(Layout region records)
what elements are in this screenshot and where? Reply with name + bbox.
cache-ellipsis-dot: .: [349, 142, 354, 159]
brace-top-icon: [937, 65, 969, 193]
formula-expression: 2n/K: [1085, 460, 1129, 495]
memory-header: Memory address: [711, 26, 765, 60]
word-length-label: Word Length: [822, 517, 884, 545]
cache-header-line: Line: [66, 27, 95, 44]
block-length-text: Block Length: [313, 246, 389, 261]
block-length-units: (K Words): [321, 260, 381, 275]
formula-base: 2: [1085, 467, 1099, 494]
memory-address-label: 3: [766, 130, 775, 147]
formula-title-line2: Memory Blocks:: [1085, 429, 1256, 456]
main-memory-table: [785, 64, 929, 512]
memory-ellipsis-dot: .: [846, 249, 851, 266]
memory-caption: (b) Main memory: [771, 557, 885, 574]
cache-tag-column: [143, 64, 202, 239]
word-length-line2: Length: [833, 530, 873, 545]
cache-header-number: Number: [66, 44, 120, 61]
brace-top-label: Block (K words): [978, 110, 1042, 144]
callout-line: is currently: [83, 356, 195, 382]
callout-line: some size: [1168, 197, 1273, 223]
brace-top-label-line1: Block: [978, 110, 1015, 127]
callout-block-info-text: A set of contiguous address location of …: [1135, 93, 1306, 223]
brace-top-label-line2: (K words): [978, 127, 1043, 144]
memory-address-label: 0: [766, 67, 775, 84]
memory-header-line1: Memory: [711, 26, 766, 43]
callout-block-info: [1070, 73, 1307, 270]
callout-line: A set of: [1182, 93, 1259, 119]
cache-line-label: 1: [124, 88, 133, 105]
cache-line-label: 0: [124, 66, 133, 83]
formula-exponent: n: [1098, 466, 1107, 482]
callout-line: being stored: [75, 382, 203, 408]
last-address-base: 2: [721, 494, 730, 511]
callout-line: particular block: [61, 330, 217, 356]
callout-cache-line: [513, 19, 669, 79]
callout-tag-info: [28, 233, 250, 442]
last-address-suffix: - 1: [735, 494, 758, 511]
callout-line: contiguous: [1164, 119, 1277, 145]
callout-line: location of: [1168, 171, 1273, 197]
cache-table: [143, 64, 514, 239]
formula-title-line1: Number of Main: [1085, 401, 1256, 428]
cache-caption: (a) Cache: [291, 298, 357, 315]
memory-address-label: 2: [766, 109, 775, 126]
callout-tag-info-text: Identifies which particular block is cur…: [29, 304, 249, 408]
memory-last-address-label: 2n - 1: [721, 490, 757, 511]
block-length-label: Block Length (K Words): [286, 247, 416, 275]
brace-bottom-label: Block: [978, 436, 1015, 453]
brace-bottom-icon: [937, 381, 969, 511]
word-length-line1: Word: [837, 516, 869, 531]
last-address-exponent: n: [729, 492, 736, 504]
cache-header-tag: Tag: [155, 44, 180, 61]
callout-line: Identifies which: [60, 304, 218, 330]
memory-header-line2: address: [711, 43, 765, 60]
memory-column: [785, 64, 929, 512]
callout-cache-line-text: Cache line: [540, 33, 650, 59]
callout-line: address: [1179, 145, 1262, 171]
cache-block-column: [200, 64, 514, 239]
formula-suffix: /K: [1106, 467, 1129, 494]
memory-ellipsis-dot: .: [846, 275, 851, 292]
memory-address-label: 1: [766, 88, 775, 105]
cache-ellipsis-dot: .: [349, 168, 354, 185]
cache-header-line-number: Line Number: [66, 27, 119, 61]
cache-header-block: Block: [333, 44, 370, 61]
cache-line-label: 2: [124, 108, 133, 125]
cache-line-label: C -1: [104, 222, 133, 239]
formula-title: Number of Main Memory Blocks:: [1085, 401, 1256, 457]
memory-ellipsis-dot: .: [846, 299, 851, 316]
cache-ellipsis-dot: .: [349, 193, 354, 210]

## Problem details
Copy out everything in the material from its first line down to the line containing "word-length-label: Word Length: [822, 517, 884, 545]", keeping both ends.

## Response for this exercise
what elements are in this screenshot and where? Reply with name + bbox.
cache-ellipsis-dot: .: [349, 142, 354, 159]
brace-top-icon: [937, 65, 969, 193]
formula-expression: 2n/K: [1085, 460, 1129, 495]
memory-header: Memory address: [711, 26, 765, 60]
word-length-label: Word Length: [822, 517, 884, 545]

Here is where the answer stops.